Exercise objective
Output each entry exactly; skip nothing.
(begin)
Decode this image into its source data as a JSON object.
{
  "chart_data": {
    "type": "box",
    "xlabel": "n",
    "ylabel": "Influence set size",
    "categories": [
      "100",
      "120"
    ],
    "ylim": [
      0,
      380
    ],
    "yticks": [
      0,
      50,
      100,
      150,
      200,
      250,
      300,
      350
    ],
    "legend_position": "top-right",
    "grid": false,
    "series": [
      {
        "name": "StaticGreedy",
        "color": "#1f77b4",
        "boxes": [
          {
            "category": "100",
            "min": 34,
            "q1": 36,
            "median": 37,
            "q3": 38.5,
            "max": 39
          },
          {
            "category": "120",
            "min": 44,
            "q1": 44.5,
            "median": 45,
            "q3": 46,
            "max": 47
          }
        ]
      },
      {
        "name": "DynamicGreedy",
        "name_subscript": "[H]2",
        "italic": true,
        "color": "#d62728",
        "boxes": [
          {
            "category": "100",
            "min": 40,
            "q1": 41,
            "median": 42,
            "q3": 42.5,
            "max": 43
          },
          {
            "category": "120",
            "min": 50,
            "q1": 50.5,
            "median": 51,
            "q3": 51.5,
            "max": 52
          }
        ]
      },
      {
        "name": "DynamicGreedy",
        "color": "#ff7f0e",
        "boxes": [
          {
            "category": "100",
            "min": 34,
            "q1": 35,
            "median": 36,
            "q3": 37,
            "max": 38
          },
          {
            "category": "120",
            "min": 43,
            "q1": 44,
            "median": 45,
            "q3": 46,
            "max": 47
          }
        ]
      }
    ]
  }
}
(end)
Written answer
Decode this image into its source data as a JSON object.
{
  "chart_data": {
    "type": "box",
    "xlabel": "n",
    "ylabel": "Influence set size",
    "categories": [
      "100",
      "120"
    ],
    "ylim": [
      0,
      380
    ],
    "yticks": [
      0,
      50,
      100,
      150,
      200,
      250,
      300,
      350
    ],
    "legend_position": "top-right",
    "grid": false,
    "series": [
      {
        "name": "StaticGreedy",
        "color": "#1f77b4",
        "boxes": [
          {
            "category": "100",
            "min": 34,
            "q1": 36,
            "median": 37,
            "q3": 38.5,
            "max": 39
          },
          {
            "category": "120",
            "min": 44,
            "q1": 44.5,
            "median": 45,
            "q3": 46,
            "max": 47
          }
        ]
      },
      {
        "name": "DynamicGreedy",
        "name_subscript": "[H]2",
        "italic": true,
        "color": "#d62728",
        "boxes": [
          {
            "category": "100",
            "min": 40,
            "q1": 41,
            "median": 42,
            "q3": 42.5,
            "max": 43
          },
          {
            "category": "120",
            "min": 50,
            "q1": 50.5,
            "median": 51,
            "q3": 51.5,
            "max": 52
          }
        ]
      },
      {
        "name": "DynamicGreedy",
        "color": "#ff7f0e",
        "boxes": [
          {
            "category": "100",
            "min": 34,
            "q1": 35,
            "median": 36,
            "q3": 37,
            "max": 38
          },
          {
            "category": "120",
            "min": 43,
            "q1": 44,
            "median": 45,
            "q3": 46,
            "max": 47
          }
        ]
      }
    ]
  }
}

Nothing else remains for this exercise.